◆ **WHAT YOU NEED TO DO**:
Do not copy the pictures; transcribe all other material exactly.

= = = = = = =

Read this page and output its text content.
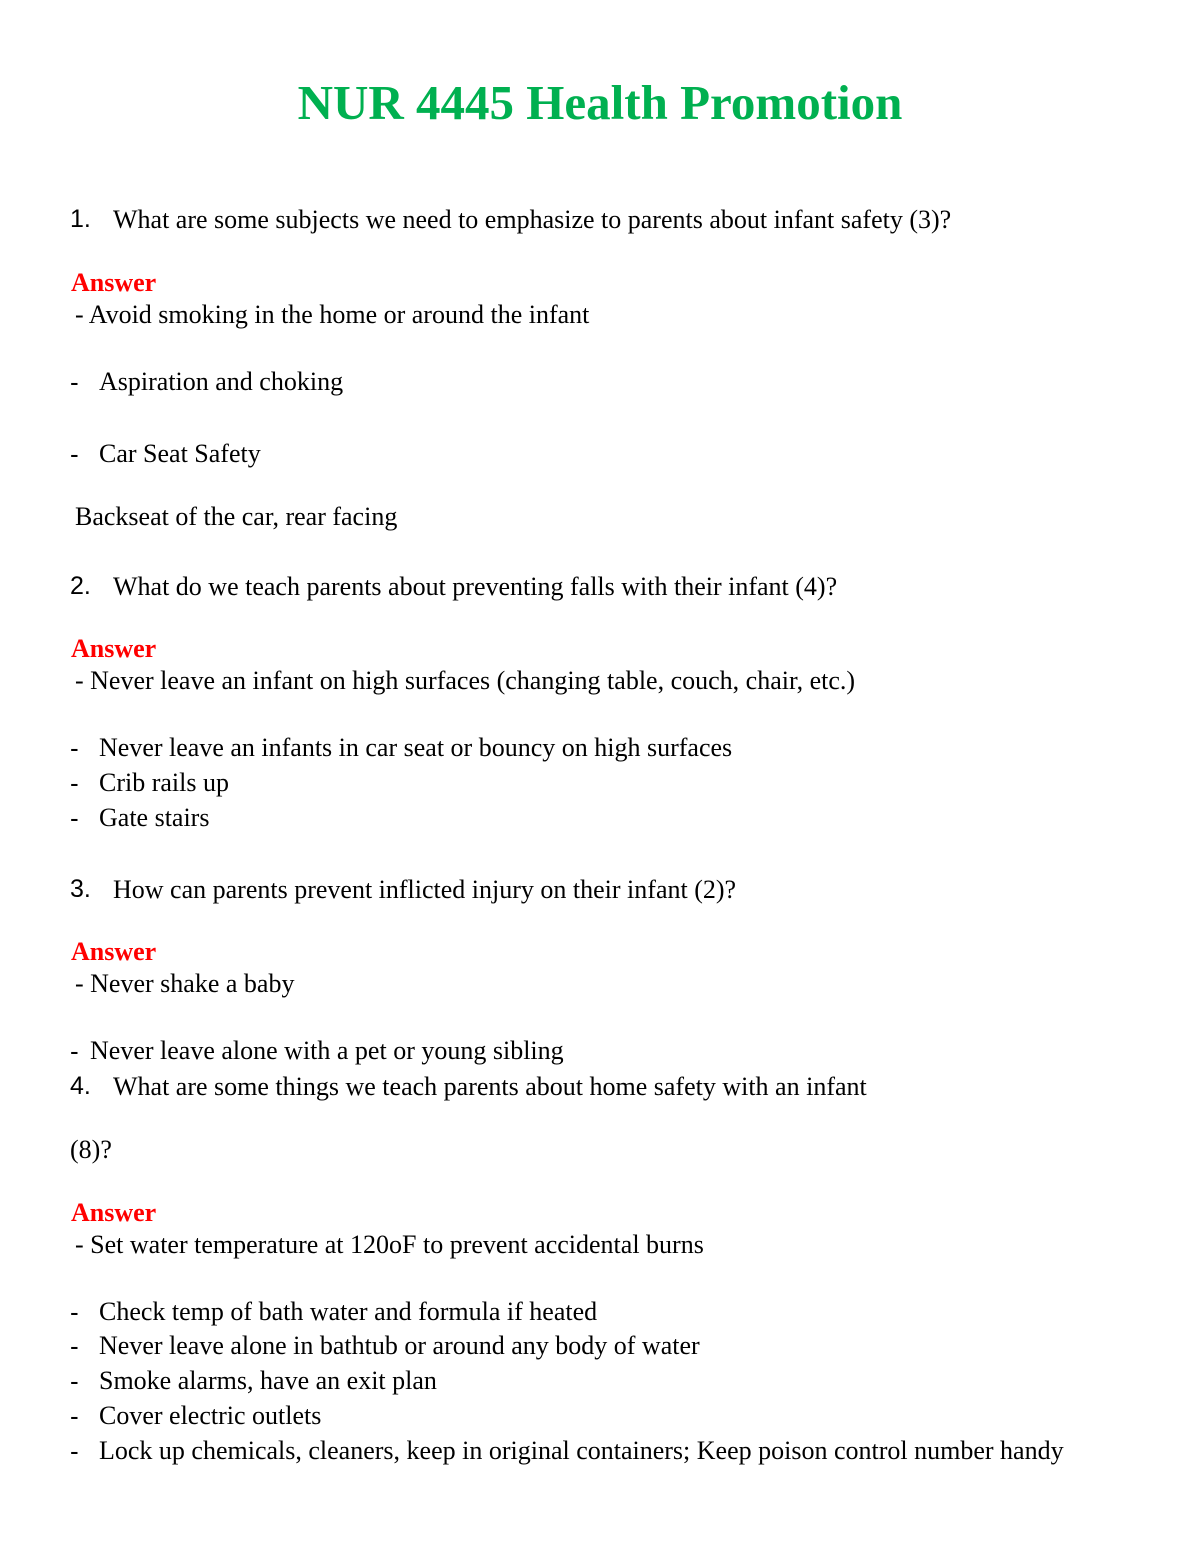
NUR 4445 Health Promotion
1. What are some subjects we need to emphasize to parents about infant safety (3)?
Answer
- Avoid smoking in the home or around the infant
- Aspiration and choking
- Car Seat Safety
Backseat of the car, rear facing
2. What do we teach parents about preventing falls with their infant (4)?
Answer
- Never leave an infant on high surfaces (changing table, couch, chair, etc.)
- Never leave an infants in car seat or bouncy on high surfaces
- Crib rails up
- Gate stairs
3. How can parents prevent inflicted injury on their infant (2)?
Answer
- Never shake a baby
- Never leave alone with a pet or young sibling
4. What are some things we teach parents about home safety with an infant
(8)?
Answer
- Set water temperature at 120oF to prevent accidental burns
- Check temp of bath water and formula if heated
- Never leave alone in bathtub or around any body of water
- Smoke alarms, have an exit plan
- Cover electric outlets
- Lock up chemicals, cleaners, keep in original containers; Keep poison control number handy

= = = = = = =

◆ **CORRECT RESULT**:
Read this page and output its text content.
NUR 4445 Health Promotion
1. What are some subjects we need to emphasize to parents about infant safety (3)?
Answer
- Avoid smoking in the home or around the infant
- Aspiration and choking
- Car Seat Safety
Backseat of the car, rear facing
2. What do we teach parents about preventing falls with their infant (4)?
Answer
- Never leave an infant on high surfaces (changing table, couch, chair, etc.)
- Never leave an infants in car seat or bouncy on high surfaces
- Crib rails up
- Gate stairs
3. How can parents prevent inflicted injury on their infant (2)?
Answer
- Never shake a baby
- Never leave alone with a pet or young sibling
4. What are some things we teach parents about home safety with an infant
(8)?
Answer
- Set water temperature at 120oF to prevent accidental burns
- Check temp of bath water and formula if heated
- Never leave alone in bathtub or around any body of water
- Smoke alarms, have an exit plan
- Cover electric outlets
- Lock up chemicals, cleaners, keep in original containers; Keep poison control number handy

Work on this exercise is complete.